DESCRIPTION OF THE TASK: Report only the number of lines in this material that include the string "ANDERSON".

-- START OF INFORMATION SUPPLIED --

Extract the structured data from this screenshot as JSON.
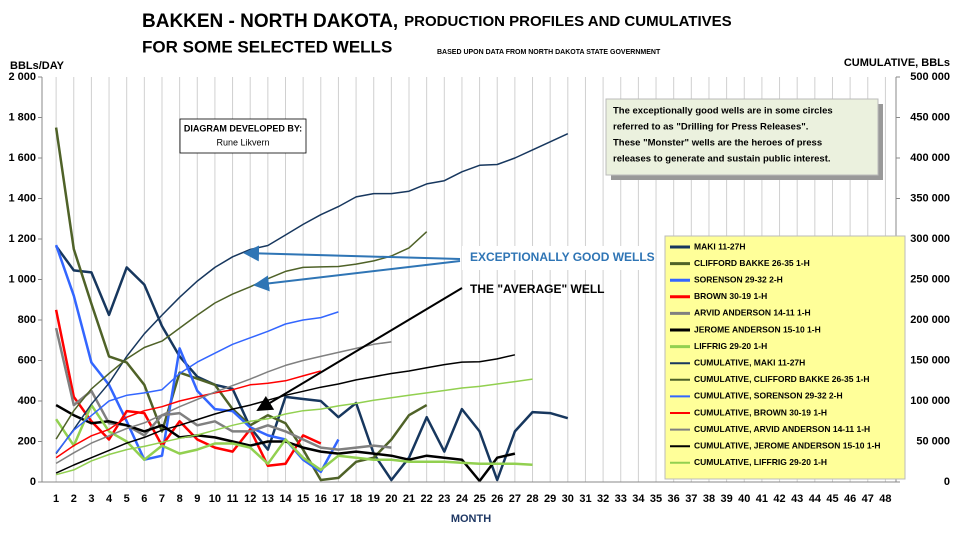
{
  "chart_data": {
    "type": "line",
    "title": [
      "BAKKEN - NORTH DAKOTA,",
      "PRODUCTION PROFILES AND CUMULATIVES",
      "FOR SOME SELECTED WELLS"
    ],
    "subtitle": "BASED UPON DATA FROM NORTH DAKOTA STATE GOVERNMENT",
    "y_label": "BBLs/DAY",
    "y2_label": "CUMULATIVE, BBLs",
    "x_label": "MONTH",
    "credit": [
      "DIAGRAM DEVELOPED BY:",
      "Rune Likvern"
    ],
    "note": [
      "The exceptionally good wells are in some circles",
      "referred to as \"Drilling for Press Releases\".",
      "These \"Monster\" wells are the heroes of press",
      "releases to generate and sustain public interest."
    ],
    "arrow_labels": [
      "EXCEPTIONALLY GOOD WELLS",
      "THE \"AVERAGE\" WELL"
    ],
    "grid": "x",
    "legend": "right",
    "x": [
      1,
      2,
      3,
      4,
      5,
      6,
      7,
      8,
      9,
      10,
      11,
      12,
      13,
      14,
      15,
      16,
      17,
      18,
      19,
      20,
      21,
      22,
      23,
      24,
      25,
      26,
      27,
      28,
      29,
      30
    ],
    "xlim": [
      0.2,
      48.6
    ],
    "xticks": [
      1,
      2,
      3,
      4,
      5,
      6,
      7,
      8,
      9,
      10,
      11,
      12,
      13,
      14,
      15,
      16,
      17,
      18,
      19,
      20,
      21,
      22,
      23,
      24,
      25,
      26,
      27,
      28,
      29,
      30,
      31,
      32,
      33,
      34,
      35,
      36,
      37,
      38,
      39,
      40,
      41,
      42,
      43,
      44,
      45,
      46,
      47,
      48
    ],
    "ylim": [
      0,
      2000
    ],
    "yticks": [
      0,
      200,
      400,
      600,
      800,
      {
        "value": 1000,
        "label": "1 000"
      },
      {
        "value": 1200,
        "label": "1 200"
      },
      {
        "value": 1400,
        "label": "1 400"
      },
      {
        "value": 1600,
        "label": "1 600"
      },
      {
        "value": 1800,
        "label": "1 800"
      },
      {
        "value": 2000,
        "label": "2 000"
      }
    ],
    "y2lim": [
      0,
      500000
    ],
    "y2ticks": [
      0,
      {
        "value": 50000,
        "label": "50 000"
      },
      {
        "value": 100000,
        "label": "100 000"
      },
      {
        "value": 150000,
        "label": "150 000"
      },
      {
        "value": 200000,
        "label": "200 000"
      },
      {
        "value": 250000,
        "label": "250 000"
      },
      {
        "value": 300000,
        "label": "300 000"
      },
      {
        "value": 350000,
        "label": "350 000"
      },
      {
        "value": 400000,
        "label": "400 000"
      },
      {
        "value": 450000,
        "label": "450 000"
      },
      {
        "value": 500000,
        "label": "500 000"
      }
    ],
    "series": [
      {
        "name": "MAKI 11-27H",
        "color": "#17375e",
        "line_width": 2.5,
        "values": [
          1165,
          1045,
          1035,
          825,
          1060,
          975,
          770,
          620,
          520,
          480,
          460,
          270,
          160,
          420,
          410,
          400,
          320,
          390,
          140,
          10,
          120,
          320,
          150,
          360,
          250,
          10,
          250,
          345,
          340,
          315
        ]
      },
      {
        "name": "CLIFFORD BAKKE 26-35 1-H",
        "color": "#4f6228",
        "line_width": 2.5,
        "values": [
          1750,
          1150,
          880,
          620,
          590,
          480,
          250,
          540,
          510,
          480,
          360,
          280,
          330,
          290,
          160,
          10,
          20,
          100,
          120,
          210,
          330,
          380,
          null,
          null,
          null,
          null,
          null,
          null,
          null,
          null
        ]
      },
      {
        "name": "SORENSON 29-32 2-H",
        "color": "#3366ff",
        "line_width": 2.5,
        "values": [
          1170,
          920,
          590,
          480,
          300,
          110,
          130,
          660,
          450,
          360,
          350,
          270,
          230,
          210,
          110,
          50,
          210,
          null,
          null,
          null,
          null,
          null,
          null,
          null,
          null,
          null,
          null,
          null,
          null,
          null
        ]
      },
      {
        "name": "BROWN 30-19 1-H",
        "color": "#ff0000",
        "line_width": 2.5,
        "values": [
          850,
          420,
          300,
          210,
          350,
          340,
          180,
          300,
          210,
          170,
          150,
          260,
          80,
          90,
          230,
          190,
          null,
          null,
          null,
          null,
          null,
          null,
          null,
          null,
          null,
          null,
          null,
          null,
          null,
          null
        ]
      },
      {
        "name": "ARVID ANDERSON 14-11 1-H",
        "color": "#808080",
        "line_width": 2.5,
        "values": [
          760,
          380,
          450,
          290,
          280,
          230,
          330,
          340,
          280,
          300,
          250,
          250,
          280,
          250,
          210,
          170,
          160,
          170,
          180,
          170,
          null,
          null,
          null,
          null,
          null,
          null,
          null,
          null,
          null,
          null
        ]
      },
      {
        "name": "JEROME ANDERSON 15-10 1-H",
        "color": "#000000",
        "line_width": 2.5,
        "values": [
          380,
          330,
          290,
          300,
          280,
          250,
          280,
          220,
          230,
          220,
          200,
          180,
          200,
          200,
          170,
          150,
          140,
          150,
          140,
          130,
          110,
          130,
          120,
          110,
          5,
          120,
          140,
          null,
          null,
          null
        ]
      },
      {
        "name": "LIFFRIG 29-20 1-H",
        "color": "#92d050",
        "line_width": 2.5,
        "values": [
          310,
          180,
          380,
          250,
          200,
          110,
          180,
          140,
          160,
          190,
          190,
          170,
          90,
          210,
          120,
          60,
          130,
          120,
          110,
          110,
          100,
          100,
          100,
          95,
          90,
          90,
          90,
          85,
          null,
          null
        ]
      },
      {
        "name": "CUMULATIVE, MAKI 11-27H",
        "color": "#17375e",
        "line_width": 1.5,
        "axis": "y2",
        "values": [
          35000,
          65000,
          96000,
          122000,
          155000,
          183000,
          206000,
          228000,
          248000,
          265000,
          278000,
          287000,
          292000,
          305000,
          318000,
          330000,
          340000,
          352000,
          356000,
          356000,
          359000,
          368000,
          372000,
          383000,
          391000,
          392000,
          400000,
          410000,
          420000,
          430000
        ]
      },
      {
        "name": "CUMULATIVE, CLIFFORD BAKKE 26-35 1-H",
        "color": "#4f6228",
        "line_width": 1.5,
        "axis": "y2",
        "values": [
          53000,
          88000,
          115000,
          134000,
          152000,
          166000,
          174000,
          190000,
          206000,
          221000,
          232000,
          241000,
          251000,
          260000,
          265000,
          265500,
          266000,
          269000,
          273000,
          279000,
          289000,
          309000,
          null,
          null,
          null,
          null,
          null,
          null,
          null,
          null
        ]
      },
      {
        "name": "CUMULATIVE, SORENSON 29-32 2-H",
        "color": "#3366ff",
        "line_width": 1.5,
        "axis": "y2",
        "values": [
          36000,
          64000,
          82000,
          100000,
          107000,
          110000,
          114000,
          134000,
          148000,
          159000,
          170000,
          178000,
          186000,
          195000,
          200000,
          203000,
          210000,
          null,
          null,
          null,
          null,
          null,
          null,
          null,
          null,
          null,
          null,
          null,
          null,
          null
        ]
      },
      {
        "name": "CUMULATIVE, BROWN 30-19 1-H",
        "color": "#ff0000",
        "line_width": 1.5,
        "axis": "y2",
        "values": [
          30000,
          45000,
          57000,
          65000,
          80000,
          88000,
          93000,
          100000,
          105000,
          110000,
          114000,
          120000,
          122000,
          125000,
          131000,
          137000,
          null,
          null,
          null,
          null,
          null,
          null,
          null,
          null,
          null,
          null,
          null,
          null,
          null,
          null
        ]
      },
      {
        "name": "CUMULATIVE, ARVID ANDERSON 14-11 1-H",
        "color": "#808080",
        "line_width": 1.5,
        "axis": "y2",
        "values": [
          23000,
          36000,
          48000,
          57000,
          66000,
          73000,
          83000,
          93000,
          102000,
          111000,
          119000,
          127000,
          136000,
          144000,
          150000,
          155000,
          160000,
          165000,
          170000,
          173000,
          null,
          null,
          null,
          null,
          null,
          null,
          null,
          null,
          null,
          null
        ]
      },
      {
        "name": "CUMULATIVE, JEROME ANDERSON 15-10 1-H",
        "color": "#000000",
        "line_width": 1.5,
        "axis": "y2",
        "values": [
          11000,
          21000,
          30000,
          39000,
          48000,
          55000,
          64000,
          70000,
          77000,
          84000,
          90000,
          95000,
          101000,
          107000,
          112000,
          117000,
          121000,
          126000,
          130000,
          134000,
          137000,
          141000,
          145000,
          148000,
          148500,
          152000,
          157000,
          null,
          null,
          null
        ]
      },
      {
        "name": "CUMULATIVE, LIFFRIG 29-20 1-H",
        "color": "#92d050",
        "line_width": 1.5,
        "axis": "y2",
        "values": [
          9000,
          15000,
          26000,
          34000,
          40000,
          44000,
          49000,
          54000,
          58000,
          64000,
          70000,
          75000,
          78000,
          84000,
          88000,
          90000,
          94000,
          97000,
          101000,
          104000,
          107000,
          110000,
          113000,
          116000,
          118000,
          121000,
          124000,
          127000,
          null,
          null
        ]
      }
    ]
  }
}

-- END OF INFORMATION SUPPLIED --

ANSWER FOR THIS EXERCISE: 4